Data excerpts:
+--

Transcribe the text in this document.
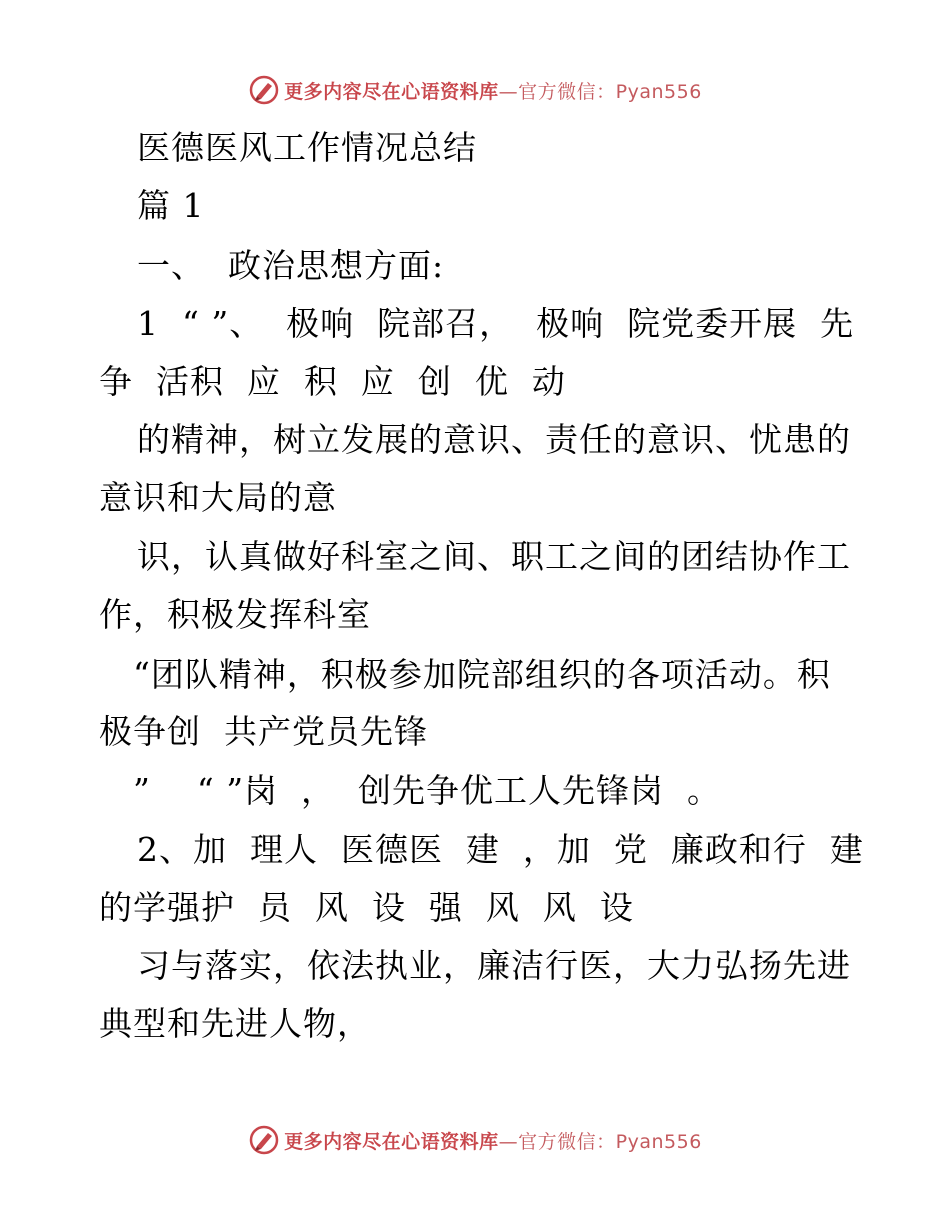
更多内容尽在心语资料库—官方微信：Pyan556
医德医风工作情况总结
篇 1
一、  政治思想方面:
1  “ ”、  极响  院部召，  极响  院党委开展  先
争  活积  应  积  应  创  优  动
的精神，树立发展的意识、责任的意识、忧患的
意识和大局的意
识，认真做好科室之间、职工之间的团结协作工
作，积极发挥科室
“团队精神，积极参加院部组织的各项活动。积
极争创  共产党员先锋
”    “ ”岗  ，  创先争优工人先锋岗  。
2、加  理人  医德医  建  ，加  党  廉政和行  建
的学强护  员  风  设  强  风  风  设
习与落实，依法执业，廉洁行医，大力弘扬先进
典型和先进人物，
更多内容尽在心语资料库—官方微信：Pyan556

+--

Requirement: Print out the whole of the material word for word, without pictures.

Result for this exercise:
Transcribe the text in this document.
更多内容尽在心语资料库—官方微信：Pyan556
医德医风工作情况总结
篇 1
一、  政治思想方面:
1  “ ”、  极响  院部召，  极响  院党委开展  先
争  活积  应  积  应  创  优  动
的精神，树立发展的意识、责任的意识、忧患的
意识和大局的意
识，认真做好科室之间、职工之间的团结协作工
作，积极发挥科室
“团队精神，积极参加院部组织的各项活动。积
极争创  共产党员先锋
”    “ ”岗  ，  创先争优工人先锋岗  。
2、加  理人  医德医  建  ，加  党  廉政和行  建
的学强护  员  风  设  强  风  风  设
习与落实，依法执业，廉洁行医，大力弘扬先进
典型和先进人物，
更多内容尽在心语资料库—官方微信：Pyan556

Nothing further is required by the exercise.